Challenge: Locate every line in the records below that contains the word "Mode", and copy each one.

Data:
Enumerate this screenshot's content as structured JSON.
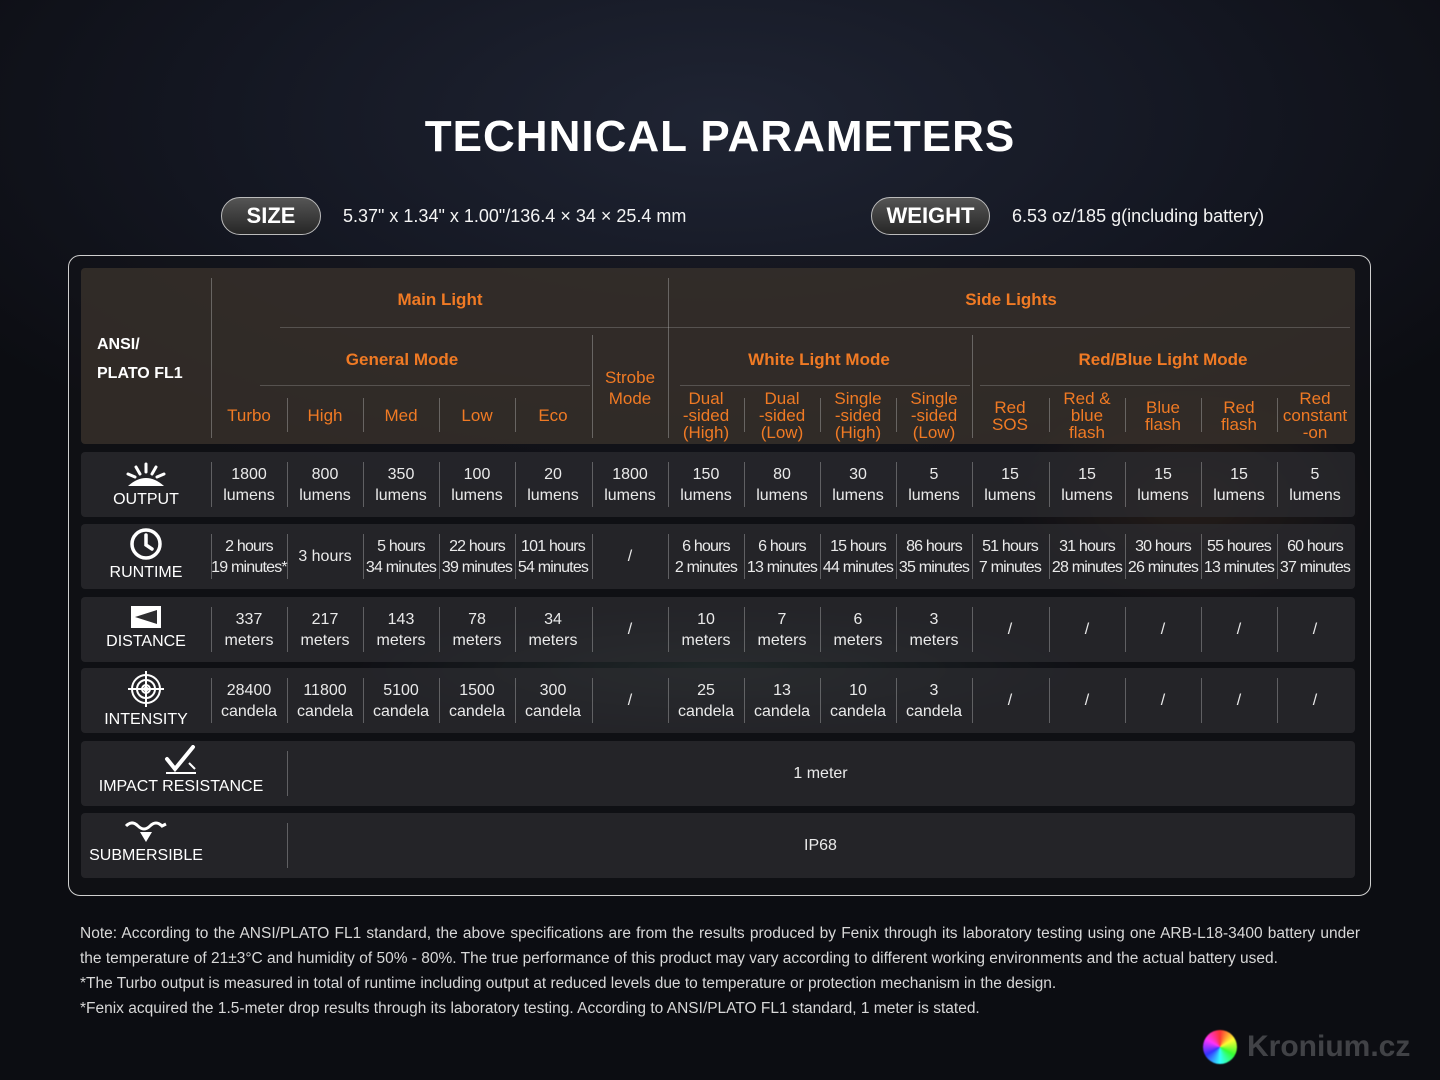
{
  "title": "TECHNICAL PARAMETERS",
  "size": {
    "label": "SIZE",
    "value": "5.37\" x 1.34\" x 1.00\"/136.4 × 34 × 25.4 mm"
  },
  "weight": {
    "label": "WEIGHT",
    "value": "6.53 oz/185 g(including battery)"
  },
  "table": {
    "corner": [
      "ANSI/",
      "PLATO FL1"
    ],
    "main_light": "Main Light",
    "side_lights": "Side Lights",
    "general_mode": "General Mode",
    "white_mode": "White Light Mode",
    "redblue_mode": "Red/Blue Light Mode",
    "strobe": [
      "Strobe",
      "Mode"
    ],
    "columns": [
      [
        "Turbo"
      ],
      [
        "High"
      ],
      [
        "Med"
      ],
      [
        "Low"
      ],
      [
        "Eco"
      ],
      [],
      [
        "Dual",
        "-sided",
        "(High)"
      ],
      [
        "Dual",
        "-sided",
        "(Low)"
      ],
      [
        "Single",
        "-sided",
        "(High)"
      ],
      [
        "Single",
        "-sided",
        "(Low)"
      ],
      [
        "Red",
        "SOS"
      ],
      [
        "Red &",
        "blue",
        "flash"
      ],
      [
        "Blue",
        "flash"
      ],
      [
        "Red",
        "flash"
      ],
      [
        "Red",
        "constant",
        "-on"
      ]
    ],
    "rows": [
      {
        "label": "OUTPUT",
        "icon": "sunburst-icon",
        "cells": [
          [
            "1800",
            "lumens"
          ],
          [
            "800",
            "lumens"
          ],
          [
            "350",
            "lumens"
          ],
          [
            "100",
            "lumens"
          ],
          [
            "20",
            "lumens"
          ],
          [
            "1800",
            "lumens"
          ],
          [
            "150",
            "lumens"
          ],
          [
            "80",
            "lumens"
          ],
          [
            "30",
            "lumens"
          ],
          [
            "5",
            "lumens"
          ],
          [
            "15",
            "lumens"
          ],
          [
            "15",
            "lumens"
          ],
          [
            "15",
            "lumens"
          ],
          [
            "15",
            "lumens"
          ],
          [
            "5",
            "lumens"
          ]
        ]
      },
      {
        "label": "RUNTIME",
        "icon": "clock-icon",
        "cells": [
          [
            "2 hours",
            "19 minutes*"
          ],
          [
            "3 hours"
          ],
          [
            "5 hours",
            "34 minutes"
          ],
          [
            "22 hours",
            "39 minutes"
          ],
          [
            "101 hours",
            "54 minutes"
          ],
          [
            "/"
          ],
          [
            "6 hours",
            "2 minutes"
          ],
          [
            "6 hours",
            "13 minutes"
          ],
          [
            "15 hours",
            "44 minutes"
          ],
          [
            "86 hours",
            "35 minutes"
          ],
          [
            "51 hours",
            "7 minutes"
          ],
          [
            "31 hours",
            "28 minutes"
          ],
          [
            "30 hours",
            "26 minutes"
          ],
          [
            "55 houres",
            "13 minutes"
          ],
          [
            "60 hours",
            "37 minutes"
          ]
        ]
      },
      {
        "label": "DISTANCE",
        "icon": "distance-icon",
        "cells": [
          [
            "337",
            "meters"
          ],
          [
            "217",
            "meters"
          ],
          [
            "143",
            "meters"
          ],
          [
            "78",
            "meters"
          ],
          [
            "34",
            "meters"
          ],
          [
            "/"
          ],
          [
            "10",
            "meters"
          ],
          [
            "7",
            "meters"
          ],
          [
            "6",
            "meters"
          ],
          [
            "3",
            "meters"
          ],
          [
            "/"
          ],
          [
            "/"
          ],
          [
            "/"
          ],
          [
            "/"
          ],
          [
            "/"
          ]
        ]
      },
      {
        "label": "INTENSITY",
        "icon": "crosshair-icon",
        "cells": [
          [
            "28400",
            "candela"
          ],
          [
            "11800",
            "candela"
          ],
          [
            "5100",
            "candela"
          ],
          [
            "1500",
            "candela"
          ],
          [
            "300",
            "candela"
          ],
          [
            "/"
          ],
          [
            "25",
            "candela"
          ],
          [
            "13",
            "candela"
          ],
          [
            "10",
            "candela"
          ],
          [
            "3",
            "candela"
          ],
          [
            "/"
          ],
          [
            "/"
          ],
          [
            "/"
          ],
          [
            "/"
          ],
          [
            "/"
          ]
        ]
      }
    ],
    "impact": {
      "label": "IMPACT RESISTANCE",
      "icon": "impact-icon",
      "value": "1 meter"
    },
    "submersible": {
      "label": "SUBMERSIBLE",
      "icon": "water-icon",
      "value": "IP68"
    }
  },
  "notes": [
    "Note: According to the ANSI/PLATO FL1 standard, the above specifications are from the results produced by Fenix through its laboratory testing using one ARB-L18-3400 battery under the temperature of 21±3°C and humidity of 50% - 80%. The true performance of this product may vary according to different working environments and the actual battery used.",
    "*The Turbo output is measured in total of runtime including output at reduced levels due to temperature or protection mechanism in the design.",
    "*Fenix acquired the 1.5-meter drop results through its laboratory testing. According to ANSI/PLATO FL1 standard, 1 meter is stated."
  ],
  "watermark": "Kronium.cz"
}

Final result:
    "general_mode": "General Mode",
    "white_mode": "White Light Mode",
    "redblue_mode": "Red/Blue Light Mode",
      "Mode"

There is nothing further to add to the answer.